DATA SECTION:
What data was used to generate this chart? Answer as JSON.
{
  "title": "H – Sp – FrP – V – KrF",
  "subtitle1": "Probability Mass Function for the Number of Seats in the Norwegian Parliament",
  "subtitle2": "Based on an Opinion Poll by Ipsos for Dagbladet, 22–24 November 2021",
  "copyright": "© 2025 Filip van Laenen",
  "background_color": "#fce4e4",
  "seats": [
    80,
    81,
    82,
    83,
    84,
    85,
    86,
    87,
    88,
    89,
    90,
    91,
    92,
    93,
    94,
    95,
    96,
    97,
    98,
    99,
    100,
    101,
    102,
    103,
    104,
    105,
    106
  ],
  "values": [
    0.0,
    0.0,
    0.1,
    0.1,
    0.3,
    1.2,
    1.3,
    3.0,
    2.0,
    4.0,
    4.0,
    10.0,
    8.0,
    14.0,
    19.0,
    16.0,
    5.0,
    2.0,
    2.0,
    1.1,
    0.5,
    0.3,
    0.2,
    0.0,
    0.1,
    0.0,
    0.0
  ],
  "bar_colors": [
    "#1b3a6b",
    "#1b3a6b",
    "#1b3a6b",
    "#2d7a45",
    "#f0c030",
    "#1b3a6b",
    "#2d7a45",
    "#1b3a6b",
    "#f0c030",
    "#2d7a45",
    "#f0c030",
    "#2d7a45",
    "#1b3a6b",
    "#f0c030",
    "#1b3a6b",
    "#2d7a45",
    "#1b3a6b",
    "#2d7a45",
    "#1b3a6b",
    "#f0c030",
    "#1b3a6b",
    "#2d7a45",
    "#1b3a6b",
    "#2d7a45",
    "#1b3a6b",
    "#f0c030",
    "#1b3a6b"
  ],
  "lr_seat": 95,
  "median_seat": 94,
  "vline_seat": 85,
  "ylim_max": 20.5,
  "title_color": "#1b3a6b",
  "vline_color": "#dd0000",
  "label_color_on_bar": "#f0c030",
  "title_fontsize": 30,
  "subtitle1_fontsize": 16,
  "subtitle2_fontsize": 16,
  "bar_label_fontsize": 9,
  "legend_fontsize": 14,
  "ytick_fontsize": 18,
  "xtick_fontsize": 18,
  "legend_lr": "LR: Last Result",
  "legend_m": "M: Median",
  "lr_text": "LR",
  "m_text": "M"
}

EXERCISE: Return the listing above in full, character for character.

RESPONSE TO THIS EXERCISE:
What data was used to generate this chart? Answer as JSON.
{
  "title": "H – Sp – FrP – V – KrF",
  "subtitle1": "Probability Mass Function for the Number of Seats in the Norwegian Parliament",
  "subtitle2": "Based on an Opinion Poll by Ipsos for Dagbladet, 22–24 November 2021",
  "copyright": "© 2025 Filip van Laenen",
  "background_color": "#fce4e4",
  "seats": [
    80,
    81,
    82,
    83,
    84,
    85,
    86,
    87,
    88,
    89,
    90,
    91,
    92,
    93,
    94,
    95,
    96,
    97,
    98,
    99,
    100,
    101,
    102,
    103,
    104,
    105,
    106
  ],
  "values": [
    0.0,
    0.0,
    0.1,
    0.1,
    0.3,
    1.2,
    1.3,
    3.0,
    2.0,
    4.0,
    4.0,
    10.0,
    8.0,
    14.0,
    19.0,
    16.0,
    5.0,
    2.0,
    2.0,
    1.1,
    0.5,
    0.3,
    0.2,
    0.0,
    0.1,
    0.0,
    0.0
  ],
  "bar_colors": [
    "#1b3a6b",
    "#1b3a6b",
    "#1b3a6b",
    "#2d7a45",
    "#f0c030",
    "#1b3a6b",
    "#2d7a45",
    "#1b3a6b",
    "#f0c030",
    "#2d7a45",
    "#f0c030",
    "#2d7a45",
    "#1b3a6b",
    "#f0c030",
    "#1b3a6b",
    "#2d7a45",
    "#1b3a6b",
    "#2d7a45",
    "#1b3a6b",
    "#f0c030",
    "#1b3a6b",
    "#2d7a45",
    "#1b3a6b",
    "#2d7a45",
    "#1b3a6b",
    "#f0c030",
    "#1b3a6b"
  ],
  "lr_seat": 95,
  "median_seat": 94,
  "vline_seat": 85,
  "ylim_max": 20.5,
  "title_color": "#1b3a6b",
  "vline_color": "#dd0000",
  "label_color_on_bar": "#f0c030",
  "title_fontsize": 30,
  "subtitle1_fontsize": 16,
  "subtitle2_fontsize": 16,
  "bar_label_fontsize": 9,
  "legend_fontsize": 14,
  "ytick_fontsize": 18,
  "xtick_fontsize": 18,
  "legend_lr": "LR: Last Result",
  "legend_m": "M: Median",
  "lr_text": "LR",
  "m_text": "M"
}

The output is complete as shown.